#### [What you are asked to do]
Go through the records and give each one again exactly.

**** Material supplied

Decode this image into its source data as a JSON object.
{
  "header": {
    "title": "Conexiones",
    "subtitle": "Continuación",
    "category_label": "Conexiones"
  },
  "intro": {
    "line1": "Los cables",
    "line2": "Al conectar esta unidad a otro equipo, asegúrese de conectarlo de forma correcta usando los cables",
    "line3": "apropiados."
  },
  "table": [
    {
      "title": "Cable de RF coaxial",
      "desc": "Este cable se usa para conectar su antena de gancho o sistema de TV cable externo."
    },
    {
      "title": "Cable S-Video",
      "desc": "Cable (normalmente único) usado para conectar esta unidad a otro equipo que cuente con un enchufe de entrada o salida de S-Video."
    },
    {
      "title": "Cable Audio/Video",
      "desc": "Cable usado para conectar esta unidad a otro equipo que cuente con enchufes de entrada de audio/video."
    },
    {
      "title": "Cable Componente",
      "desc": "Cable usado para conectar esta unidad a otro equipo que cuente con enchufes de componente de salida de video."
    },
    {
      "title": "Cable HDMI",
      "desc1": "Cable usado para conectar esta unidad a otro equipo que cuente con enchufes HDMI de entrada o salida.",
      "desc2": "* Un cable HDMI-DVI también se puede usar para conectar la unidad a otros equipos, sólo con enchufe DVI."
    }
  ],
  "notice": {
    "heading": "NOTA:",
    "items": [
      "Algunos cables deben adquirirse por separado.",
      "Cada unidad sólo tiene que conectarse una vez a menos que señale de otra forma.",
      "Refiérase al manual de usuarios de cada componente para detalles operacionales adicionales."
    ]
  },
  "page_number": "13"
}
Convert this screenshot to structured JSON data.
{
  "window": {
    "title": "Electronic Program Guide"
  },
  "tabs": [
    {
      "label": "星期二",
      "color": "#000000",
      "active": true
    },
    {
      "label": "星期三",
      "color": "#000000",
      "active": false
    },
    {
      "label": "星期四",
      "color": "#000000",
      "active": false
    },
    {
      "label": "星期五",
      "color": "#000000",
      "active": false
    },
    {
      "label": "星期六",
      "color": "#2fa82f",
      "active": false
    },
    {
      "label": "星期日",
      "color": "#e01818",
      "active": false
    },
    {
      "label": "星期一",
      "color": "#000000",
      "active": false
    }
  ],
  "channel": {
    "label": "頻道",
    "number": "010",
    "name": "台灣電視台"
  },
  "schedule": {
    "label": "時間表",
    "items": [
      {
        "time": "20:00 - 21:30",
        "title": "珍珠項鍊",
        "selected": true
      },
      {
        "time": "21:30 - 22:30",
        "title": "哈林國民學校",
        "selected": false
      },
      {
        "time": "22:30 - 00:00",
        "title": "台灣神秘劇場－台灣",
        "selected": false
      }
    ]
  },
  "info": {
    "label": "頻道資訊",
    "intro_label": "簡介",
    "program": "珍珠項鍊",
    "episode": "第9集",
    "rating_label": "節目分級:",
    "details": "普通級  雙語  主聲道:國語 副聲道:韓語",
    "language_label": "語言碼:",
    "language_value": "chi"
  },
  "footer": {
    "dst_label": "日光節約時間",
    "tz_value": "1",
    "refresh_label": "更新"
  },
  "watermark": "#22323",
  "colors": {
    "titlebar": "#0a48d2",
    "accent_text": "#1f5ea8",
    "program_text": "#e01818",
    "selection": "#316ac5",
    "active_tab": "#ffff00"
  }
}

********

#### [Solution to this task]
Decode this image into its source data as a JSON object.
{
  "header": {
    "title": "Conexiones",
    "subtitle": "Continuación",
    "category_label": "Conexiones"
  },
  "intro": {
    "line1": "Los cables",
    "line2": "Al conectar esta unidad a otro equipo, asegúrese de conectarlo de forma correcta usando los cables",
    "line3": "apropiados."
  },
  "table": [
    {
      "title": "Cable de RF coaxial",
      "desc": "Este cable se usa para conectar su antena de gancho o sistema de TV cable externo."
    },
    {
      "title": "Cable S-Video",
      "desc": "Cable (normalmente único) usado para conectar esta unidad a otro equipo que cuente con un enchufe de entrada o salida de S-Video."
    },
    {
      "title": "Cable Audio/Video",
      "desc": "Cable usado para conectar esta unidad a otro equipo que cuente con enchufes de entrada de audio/video."
    },
    {
      "title": "Cable Componente",
      "desc": "Cable usado para conectar esta unidad a otro equipo que cuente con enchufes de componente de salida de video."
    },
    {
      "title": "Cable HDMI",
      "desc1": "Cable usado para conectar esta unidad a otro equipo que cuente con enchufes HDMI de entrada o salida.",
      "desc2": "* Un cable HDMI-DVI también se puede usar para conectar la unidad a otros equipos, sólo con enchufe DVI."
    }
  ],
  "notice": {
    "heading": "NOTA:",
    "items": [
      "Algunos cables deben adquirirse por separado.",
      "Cada unidad sólo tiene que conectarse una vez a menos que señale de otra forma.",
      "Refiérase al manual de usuarios de cada componente para detalles operacionales adicionales."
    ]
  },
  "page_number": "13"
}
Convert this screenshot to structured JSON data.
{
  "window": {
    "title": "Electronic Program Guide"
  },
  "tabs": [
    {
      "label": "星期二",
      "color": "#000000",
      "active": true
    },
    {
      "label": "星期三",
      "color": "#000000",
      "active": false
    },
    {
      "label": "星期四",
      "color": "#000000",
      "active": false
    },
    {
      "label": "星期五",
      "color": "#000000",
      "active": false
    },
    {
      "label": "星期六",
      "color": "#2fa82f",
      "active": false
    },
    {
      "label": "星期日",
      "color": "#e01818",
      "active": false
    },
    {
      "label": "星期一",
      "color": "#000000",
      "active": false
    }
  ],
  "channel": {
    "label": "頻道",
    "number": "010",
    "name": "台灣電視台"
  },
  "schedule": {
    "label": "時間表",
    "items": [
      {
        "time": "20:00 - 21:30",
        "title": "珍珠項鍊",
        "selected": true
      },
      {
        "time": "21:30 - 22:30",
        "title": "哈林國民學校",
        "selected": false
      },
      {
        "time": "22:30 - 00:00",
        "title": "台灣神秘劇場－台灣",
        "selected": false
      }
    ]
  },
  "info": {
    "label": "頻道資訊",
    "intro_label": "簡介",
    "program": "珍珠項鍊",
    "episode": "第9集",
    "rating_label": "節目分級:",
    "details": "普通級  雙語  主聲道:國語 副聲道:韓語",
    "language_label": "語言碼:",
    "language_value": "chi"
  },
  "footer": {
    "dst_label": "日光節約時間",
    "tz_value": "1",
    "refresh_label": "更新"
  },
  "watermark": "#22323",
  "colors": {
    "titlebar": "#0a48d2",
    "accent_text": "#1f5ea8",
    "program_text": "#e01818",
    "selection": "#316ac5",
    "active_tab": "#ffff00"
  }
}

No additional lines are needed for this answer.